### YOUR OBJECTIVE
In the copy, include every entry exactly but none of the pictures.

[THE RECORDS Boundary: Start]

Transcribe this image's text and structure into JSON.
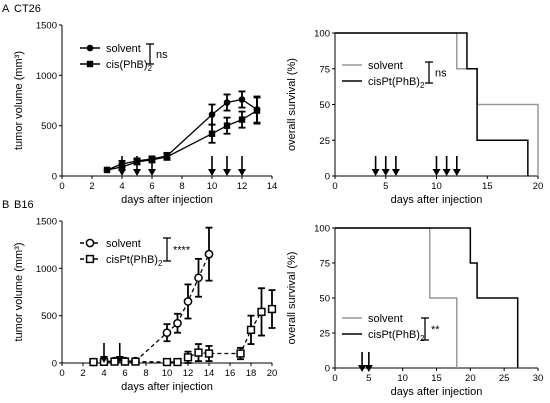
{
  "panel_labels": {
    "a": "A",
    "b": "B"
  },
  "cell_lines": {
    "a": "CT26",
    "b": "B16"
  },
  "stat_labels": {
    "a_tumor": "ns",
    "a_survival": "ns",
    "b_tumor": "****",
    "b_survival": "**"
  },
  "chart_data": [
    {
      "id": "a_tumor",
      "type": "line",
      "xlabel": "days after injection",
      "ylabel": "tumor volume (mm³)",
      "xlim": [
        0,
        14
      ],
      "ylim": [
        0,
        1500
      ],
      "xticks": [
        0,
        2,
        4,
        6,
        8,
        10,
        12,
        14
      ],
      "yticks": [
        0,
        500,
        1000,
        1500
      ],
      "grid": false,
      "legend": "top-left",
      "arrows_x": [
        4,
        5,
        6,
        10,
        11,
        12
      ],
      "series": [
        {
          "name": "solvent",
          "marker": "filled-circle",
          "line": "solid",
          "x": [
            3,
            4,
            5,
            6,
            7,
            10,
            11,
            12,
            13
          ],
          "y": [
            60,
            120,
            150,
            170,
            200,
            610,
            730,
            760,
            660
          ],
          "err": [
            0,
            30,
            25,
            25,
            30,
            100,
            80,
            80,
            130
          ]
        },
        {
          "name": "cis(PhB)",
          "name_sub": "2",
          "marker": "filled-square",
          "line": "solid",
          "x": [
            3,
            4,
            5,
            6,
            7,
            10,
            11,
            12,
            13
          ],
          "y": [
            60,
            90,
            140,
            160,
            190,
            420,
            500,
            560,
            650
          ],
          "err": [
            0,
            30,
            25,
            25,
            30,
            90,
            80,
            80,
            130
          ]
        }
      ]
    },
    {
      "id": "a_survival",
      "type": "line",
      "xlabel": "days after injection",
      "ylabel": "overall survival (%)",
      "xlim": [
        0,
        20
      ],
      "ylim": [
        0,
        100
      ],
      "xticks": [
        0,
        5,
        10,
        15,
        20
      ],
      "yticks": [
        0,
        25,
        50,
        75,
        100
      ],
      "grid": false,
      "legend": "top-left",
      "arrows_x": [
        4,
        5,
        6,
        10,
        11,
        12
      ],
      "series": [
        {
          "name": "solvent",
          "color": "#999999",
          "line": "step",
          "x": [
            0,
            12,
            12,
            14,
            14,
            20,
            20
          ],
          "y": [
            100,
            100,
            75,
            75,
            50,
            50,
            0
          ]
        },
        {
          "name": "cisPt(PhB)",
          "name_sub": "2",
          "color": "#000000",
          "line": "step",
          "x": [
            0,
            13,
            13,
            14,
            14,
            19,
            19
          ],
          "y": [
            100,
            100,
            75,
            75,
            25,
            25,
            0
          ]
        }
      ]
    },
    {
      "id": "b_tumor",
      "type": "line",
      "xlabel": "days after injection",
      "ylabel": "tumor volume (mm³)",
      "xlim": [
        0,
        20
      ],
      "ylim": [
        0,
        1500
      ],
      "xticks": [
        0,
        2,
        4,
        6,
        8,
        10,
        12,
        14,
        16,
        18,
        20
      ],
      "yticks": [
        0,
        500,
        1000,
        1500
      ],
      "grid": false,
      "legend": "top-left",
      "arrows_x": [
        4,
        5.5
      ],
      "series": [
        {
          "name": "solvent",
          "marker": "open-circle",
          "line": "dashed",
          "x": [
            3,
            4,
            5,
            6,
            7,
            10,
            11,
            12,
            13,
            14
          ],
          "y": [
            10,
            15,
            20,
            20,
            20,
            320,
            420,
            650,
            900,
            1150
          ],
          "err": [
            0,
            0,
            0,
            0,
            0,
            90,
            100,
            180,
            200,
            280
          ]
        },
        {
          "name": "cisPt(PhB)",
          "name_sub": "2",
          "marker": "open-square",
          "line": "dashed",
          "x": [
            3,
            4,
            5,
            6,
            7,
            10,
            11,
            12,
            13,
            14,
            17,
            18,
            19,
            20
          ],
          "y": [
            10,
            12,
            15,
            15,
            15,
            10,
            10,
            60,
            110,
            100,
            100,
            350,
            540,
            570
          ],
          "err": [
            0,
            0,
            0,
            0,
            0,
            0,
            0,
            60,
            90,
            80,
            60,
            150,
            250,
            200
          ]
        }
      ]
    },
    {
      "id": "b_survival",
      "type": "line",
      "xlabel": "days after injection",
      "ylabel": "overall survival (%)",
      "xlim": [
        0,
        30
      ],
      "ylim": [
        0,
        100
      ],
      "xticks": [
        0,
        5,
        10,
        15,
        20,
        25,
        30
      ],
      "yticks": [
        0,
        25,
        50,
        75,
        100
      ],
      "grid": false,
      "legend": "bottom-left",
      "arrows_x": [
        4,
        5
      ],
      "series": [
        {
          "name": "solvent",
          "color": "#999999",
          "line": "step",
          "x": [
            0,
            14,
            14,
            18,
            18
          ],
          "y": [
            100,
            100,
            50,
            50,
            0
          ]
        },
        {
          "name": "cisPt(PhB)",
          "name_sub": "2",
          "color": "#000000",
          "line": "step",
          "x": [
            0,
            20,
            20,
            21,
            21,
            27,
            27
          ],
          "y": [
            100,
            100,
            75,
            75,
            50,
            50,
            0
          ]
        }
      ]
    }
  ]
}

[THE RECORDS Boundary: End]

### EXERCISE ANSWER
Transcribe this image's text and structure into JSON.
{
  "panel_labels": {
    "a": "A",
    "b": "B"
  },
  "cell_lines": {
    "a": "CT26",
    "b": "B16"
  },
  "stat_labels": {
    "a_tumor": "ns",
    "a_survival": "ns",
    "b_tumor": "****",
    "b_survival": "**"
  },
  "chart_data": [
    {
      "id": "a_tumor",
      "type": "line",
      "xlabel": "days after injection",
      "ylabel": "tumor volume (mm³)",
      "xlim": [
        0,
        14
      ],
      "ylim": [
        0,
        1500
      ],
      "xticks": [
        0,
        2,
        4,
        6,
        8,
        10,
        12,
        14
      ],
      "yticks": [
        0,
        500,
        1000,
        1500
      ],
      "grid": false,
      "legend": "top-left",
      "arrows_x": [
        4,
        5,
        6,
        10,
        11,
        12
      ],
      "series": [
        {
          "name": "solvent",
          "marker": "filled-circle",
          "line": "solid",
          "x": [
            3,
            4,
            5,
            6,
            7,
            10,
            11,
            12,
            13
          ],
          "y": [
            60,
            120,
            150,
            170,
            200,
            610,
            730,
            760,
            660
          ],
          "err": [
            0,
            30,
            25,
            25,
            30,
            100,
            80,
            80,
            130
          ]
        },
        {
          "name": "cis(PhB)",
          "name_sub": "2",
          "marker": "filled-square",
          "line": "solid",
          "x": [
            3,
            4,
            5,
            6,
            7,
            10,
            11,
            12,
            13
          ],
          "y": [
            60,
            90,
            140,
            160,
            190,
            420,
            500,
            560,
            650
          ],
          "err": [
            0,
            30,
            25,
            25,
            30,
            90,
            80,
            80,
            130
          ]
        }
      ]
    },
    {
      "id": "a_survival",
      "type": "line",
      "xlabel": "days after injection",
      "ylabel": "overall survival (%)",
      "xlim": [
        0,
        20
      ],
      "ylim": [
        0,
        100
      ],
      "xticks": [
        0,
        5,
        10,
        15,
        20
      ],
      "yticks": [
        0,
        25,
        50,
        75,
        100
      ],
      "grid": false,
      "legend": "top-left",
      "arrows_x": [
        4,
        5,
        6,
        10,
        11,
        12
      ],
      "series": [
        {
          "name": "solvent",
          "color": "#999999",
          "line": "step",
          "x": [
            0,
            12,
            12,
            14,
            14,
            20,
            20
          ],
          "y": [
            100,
            100,
            75,
            75,
            50,
            50,
            0
          ]
        },
        {
          "name": "cisPt(PhB)",
          "name_sub": "2",
          "color": "#000000",
          "line": "step",
          "x": [
            0,
            13,
            13,
            14,
            14,
            19,
            19
          ],
          "y": [
            100,
            100,
            75,
            75,
            25,
            25,
            0
          ]
        }
      ]
    },
    {
      "id": "b_tumor",
      "type": "line",
      "xlabel": "days after injection",
      "ylabel": "tumor volume (mm³)",
      "xlim": [
        0,
        20
      ],
      "ylim": [
        0,
        1500
      ],
      "xticks": [
        0,
        2,
        4,
        6,
        8,
        10,
        12,
        14,
        16,
        18,
        20
      ],
      "yticks": [
        0,
        500,
        1000,
        1500
      ],
      "grid": false,
      "legend": "top-left",
      "arrows_x": [
        4,
        5.5
      ],
      "series": [
        {
          "name": "solvent",
          "marker": "open-circle",
          "line": "dashed",
          "x": [
            3,
            4,
            5,
            6,
            7,
            10,
            11,
            12,
            13,
            14
          ],
          "y": [
            10,
            15,
            20,
            20,
            20,
            320,
            420,
            650,
            900,
            1150
          ],
          "err": [
            0,
            0,
            0,
            0,
            0,
            90,
            100,
            180,
            200,
            280
          ]
        },
        {
          "name": "cisPt(PhB)",
          "name_sub": "2",
          "marker": "open-square",
          "line": "dashed",
          "x": [
            3,
            4,
            5,
            6,
            7,
            10,
            11,
            12,
            13,
            14,
            17,
            18,
            19,
            20
          ],
          "y": [
            10,
            12,
            15,
            15,
            15,
            10,
            10,
            60,
            110,
            100,
            100,
            350,
            540,
            570
          ],
          "err": [
            0,
            0,
            0,
            0,
            0,
            0,
            0,
            60,
            90,
            80,
            60,
            150,
            250,
            200
          ]
        }
      ]
    },
    {
      "id": "b_survival",
      "type": "line",
      "xlabel": "days after injection",
      "ylabel": "overall survival (%)",
      "xlim": [
        0,
        30
      ],
      "ylim": [
        0,
        100
      ],
      "xticks": [
        0,
        5,
        10,
        15,
        20,
        25,
        30
      ],
      "yticks": [
        0,
        25,
        50,
        75,
        100
      ],
      "grid": false,
      "legend": "bottom-left",
      "arrows_x": [
        4,
        5
      ],
      "series": [
        {
          "name": "solvent",
          "color": "#999999",
          "line": "step",
          "x": [
            0,
            14,
            14,
            18,
            18
          ],
          "y": [
            100,
            100,
            50,
            50,
            0
          ]
        },
        {
          "name": "cisPt(PhB)",
          "name_sub": "2",
          "color": "#000000",
          "line": "step",
          "x": [
            0,
            20,
            20,
            21,
            21,
            27,
            27
          ],
          "y": [
            100,
            100,
            75,
            75,
            50,
            50,
            0
          ]
        }
      ]
    }
  ]
}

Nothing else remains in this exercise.